DOCUMENT EXTRACT:
Then came the trailers. There have been four official trailers so far and several TV Spots and even with the best spin in the world, they haven’t really enthralled or convinced me that this could be the Superhero movie the world has been waiting for or indeed the kick in the spandex the entire franchise, as a whole, requires to launch DC’s Justice League (The equivalent of the Avengers, made of course by the people who shall not be named, boo hiss…)  
Now for those of you who are not in the know, I love Batman as a character. Its dark, he has a great back story and a collection of some of the greatest villains you’re ever likely to see this side of a political convention. But even I have to admit the last two and a half years have not been an easy ride. I was also not overly keen on Affleck getting the nod for Batman but I told myself that even though DD was a bit wrongo pongo, he had still won two Oscars. One for screenwriting (Good Will Hunting) and the other for best director (Argo) and they don’t give them out just anybody and I should know, I have asked!  I was willing to give him the benefit of the doubt and reserve judgement until I had seen the film. Then there were interviews with Snyder himself and quotes where he stated that he was looking to make a film that was tonally similar to Watchmen, which if you haven’t seen is okay but only in patches. All in all I wasn’t sure I was going to like Dawn of Justice much at all. It seemed the universe had spent a lot of time and effort to make sure I was underwhelmed going into its screening but then came the world premiere in New York…
Although there was a press embargo and no one could officially comment, there were some people who attended, who were not members of the associated press and they took to twitter and offered up a tantalising glimpse into what was to come. It was good, and not only that, it was very good. Talk of ‘Gadot being the standout performance’, ‘nothing like the trailers portray it’ and ‘the best comic book film of the last five years’.

WHAT YOU WILL DO:
A – According to the Batman film commentary, how many official trailers have there been so far?
B – List every phrase that the Batman film commentary quotes from people who posted on Twitter after the New York premiere.
C – Continue the Batman film commentary from its last sentence.

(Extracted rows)
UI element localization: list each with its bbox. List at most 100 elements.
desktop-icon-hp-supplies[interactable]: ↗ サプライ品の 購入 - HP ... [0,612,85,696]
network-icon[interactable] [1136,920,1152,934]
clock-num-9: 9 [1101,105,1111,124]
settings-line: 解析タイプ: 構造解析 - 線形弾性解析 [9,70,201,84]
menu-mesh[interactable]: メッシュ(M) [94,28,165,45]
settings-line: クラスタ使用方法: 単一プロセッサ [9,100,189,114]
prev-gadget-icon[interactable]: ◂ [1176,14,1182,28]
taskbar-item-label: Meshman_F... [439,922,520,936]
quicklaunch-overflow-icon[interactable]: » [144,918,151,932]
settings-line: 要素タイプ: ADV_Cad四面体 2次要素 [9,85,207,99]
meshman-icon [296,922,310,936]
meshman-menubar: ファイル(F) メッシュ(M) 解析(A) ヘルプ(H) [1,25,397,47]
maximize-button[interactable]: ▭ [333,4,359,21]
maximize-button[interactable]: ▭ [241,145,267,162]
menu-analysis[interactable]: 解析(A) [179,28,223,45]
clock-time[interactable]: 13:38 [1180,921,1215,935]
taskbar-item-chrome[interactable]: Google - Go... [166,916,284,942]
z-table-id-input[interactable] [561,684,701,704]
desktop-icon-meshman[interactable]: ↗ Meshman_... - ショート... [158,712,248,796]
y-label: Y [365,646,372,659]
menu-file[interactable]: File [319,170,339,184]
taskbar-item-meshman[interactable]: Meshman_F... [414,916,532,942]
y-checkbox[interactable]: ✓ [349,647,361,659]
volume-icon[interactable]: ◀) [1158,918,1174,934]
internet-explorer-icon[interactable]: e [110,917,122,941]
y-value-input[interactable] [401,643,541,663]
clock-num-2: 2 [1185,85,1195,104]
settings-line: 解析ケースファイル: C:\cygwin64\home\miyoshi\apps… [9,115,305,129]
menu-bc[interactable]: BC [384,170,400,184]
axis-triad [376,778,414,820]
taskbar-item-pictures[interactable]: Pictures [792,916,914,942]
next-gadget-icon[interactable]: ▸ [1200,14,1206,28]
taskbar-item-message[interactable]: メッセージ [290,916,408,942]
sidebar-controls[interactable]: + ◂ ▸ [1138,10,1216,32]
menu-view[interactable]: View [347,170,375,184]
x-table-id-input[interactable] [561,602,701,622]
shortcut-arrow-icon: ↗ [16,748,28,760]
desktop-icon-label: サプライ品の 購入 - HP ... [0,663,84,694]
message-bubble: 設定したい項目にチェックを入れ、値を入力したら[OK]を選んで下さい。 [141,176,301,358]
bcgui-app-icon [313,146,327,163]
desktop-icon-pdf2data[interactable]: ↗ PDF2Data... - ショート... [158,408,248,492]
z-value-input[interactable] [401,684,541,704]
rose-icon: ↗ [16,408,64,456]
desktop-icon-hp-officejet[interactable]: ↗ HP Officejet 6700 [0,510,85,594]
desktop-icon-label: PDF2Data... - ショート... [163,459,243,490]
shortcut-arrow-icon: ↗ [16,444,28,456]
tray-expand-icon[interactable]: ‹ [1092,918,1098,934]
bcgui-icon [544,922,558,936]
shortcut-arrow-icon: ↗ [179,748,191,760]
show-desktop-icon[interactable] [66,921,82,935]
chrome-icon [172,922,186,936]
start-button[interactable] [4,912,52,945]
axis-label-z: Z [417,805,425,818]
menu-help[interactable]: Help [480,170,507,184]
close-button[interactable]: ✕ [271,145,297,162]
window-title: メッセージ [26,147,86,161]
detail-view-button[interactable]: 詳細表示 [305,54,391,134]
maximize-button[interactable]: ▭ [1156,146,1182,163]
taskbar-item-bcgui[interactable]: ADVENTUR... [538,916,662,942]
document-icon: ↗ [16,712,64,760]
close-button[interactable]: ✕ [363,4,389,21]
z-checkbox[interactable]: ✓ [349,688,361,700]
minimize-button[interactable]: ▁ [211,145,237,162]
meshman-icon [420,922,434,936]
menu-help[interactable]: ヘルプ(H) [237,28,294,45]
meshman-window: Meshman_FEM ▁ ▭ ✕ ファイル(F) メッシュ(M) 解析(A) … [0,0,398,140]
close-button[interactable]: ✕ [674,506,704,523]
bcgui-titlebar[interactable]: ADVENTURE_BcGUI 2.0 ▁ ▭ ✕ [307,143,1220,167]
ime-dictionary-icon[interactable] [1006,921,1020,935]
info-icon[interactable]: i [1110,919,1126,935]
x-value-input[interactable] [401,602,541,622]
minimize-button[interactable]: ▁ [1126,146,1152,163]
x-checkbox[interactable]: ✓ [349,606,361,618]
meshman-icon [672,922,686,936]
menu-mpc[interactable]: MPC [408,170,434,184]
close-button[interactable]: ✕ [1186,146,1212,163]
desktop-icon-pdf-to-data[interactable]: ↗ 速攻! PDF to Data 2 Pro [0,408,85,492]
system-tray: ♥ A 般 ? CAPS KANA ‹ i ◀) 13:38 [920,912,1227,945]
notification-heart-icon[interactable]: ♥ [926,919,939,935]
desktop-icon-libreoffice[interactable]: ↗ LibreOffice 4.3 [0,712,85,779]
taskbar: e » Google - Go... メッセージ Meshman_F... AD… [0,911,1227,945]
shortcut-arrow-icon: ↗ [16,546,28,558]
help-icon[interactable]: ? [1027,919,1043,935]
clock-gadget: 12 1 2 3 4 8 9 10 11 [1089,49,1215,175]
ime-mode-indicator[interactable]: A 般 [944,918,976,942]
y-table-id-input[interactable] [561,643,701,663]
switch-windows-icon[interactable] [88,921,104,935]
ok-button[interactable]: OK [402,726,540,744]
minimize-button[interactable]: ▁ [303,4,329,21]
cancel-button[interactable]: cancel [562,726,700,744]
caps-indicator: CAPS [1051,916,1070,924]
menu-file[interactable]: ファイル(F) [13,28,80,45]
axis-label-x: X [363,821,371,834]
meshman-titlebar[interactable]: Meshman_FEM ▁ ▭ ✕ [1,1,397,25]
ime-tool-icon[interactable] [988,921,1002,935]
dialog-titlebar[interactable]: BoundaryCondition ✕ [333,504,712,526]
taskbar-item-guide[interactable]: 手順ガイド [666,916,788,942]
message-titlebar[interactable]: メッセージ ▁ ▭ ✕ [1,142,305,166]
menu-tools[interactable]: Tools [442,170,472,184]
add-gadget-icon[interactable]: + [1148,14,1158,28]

RESULTS FOR EACH TASK:
A – Four

B –
- 'Gadot being the standout performance'
- 'nothing like the trailers portray it'
- 'the best comic book film of the last five years'

C –
Now it’s very hard not to get carried away when you read things like that. Having your expectation level raised from ‘mediocre’ to just ever so slightly above ‘quietly confident’ can be a dangerous thing. I always try to be objective when I write these reviews, even if I’ve been looking forward to what I’m going to see, I always try and tell it how I see it. So ladies and gentlemen, boys and girls, geeks and nerds of all ages, gather round, make yourself comfortable and sit back and relax as I get to the meat and bones of why you’re all here.

In the red corner I give you, weighing in at a shade over 250 lbs. An orphan, with an external underwear issue. ‘The’ illegal immigrant. The king of sting. The master of disaster. The count of monty fisto. The one, the only, son of Krypton, I give you ‘Super-no-one-can-tell-its-me-when-I-wear-glasses-Man!’ 
And In the blue corner, also weighing in at over 250 lbs. and change. Another orphan. A man who’s moodier than a moody thing on national moody day in moody land. A man with a belt for any and all occasions. The car maybe big, the cowl may have ears but don’t mention the boy wonder or it’ll all end in tears! The one, the only, the Gotham grappler ‘Bat-I-have-a-cape-as-well-Man!’

So to start with, I’ll give you my honest opinion of Batman v Superman: Dawn of Justice. It’s a mess, the end. 

Now, as you were probably expecting something a little more ‘highbrow’ than that I shall expand my review a tad, but it is my sad duty to report that the greatest gladiator match of modern times and yes I am including Freddy vs. Jason, Coke vs. Pepsi, Blur vs. Oasis and Red Sauce vs. Brown, in that statement, has missed the mark by some considerable distance. Mr Snyder seems to have taken the premise of the film, decided that plot and story aren’t important and then tried to convince most of the paying audience that filling the screen with more C.G.I. than you’d find at the headquarters of Pixar, is definitely the way to go. Now I should, in the balance of fairness, say that it isn’t all bad. It’s an improvement, in a lot of respects, over Man of Steel but it does seem to suffer from the age old problem of trying to do too much on screen. Which is odd because with a running time of over two and a half hours you’d of thought that there would have been ample time to deal with the subject matter at hand. Alas no, in the same way that the third outing for Toby Maguire’s Spiderman and Avengers: Age of Ultron didn’t really work, Dawn of Justice is just a real jumble when it comes to its backbone, the narrative. It’s completely M.I.A. I am not trying to get too personal here but in the same way George Lucas was taken to the wood shed for Episodes I, II & III, it’s becoming more and more apparent that Zack Snyder doesn’t know how to translate a screenplay onto the silver screen. It’s unfortunately it’s starting to very much look like 300 may have been a one hit wonder. 

Watchman, a swing and a miss.
Suckerpunch, a fairly sexiest foul ball.
Man of Steel, another swing and a miss.
Batman v Superman, strike three, your outa here!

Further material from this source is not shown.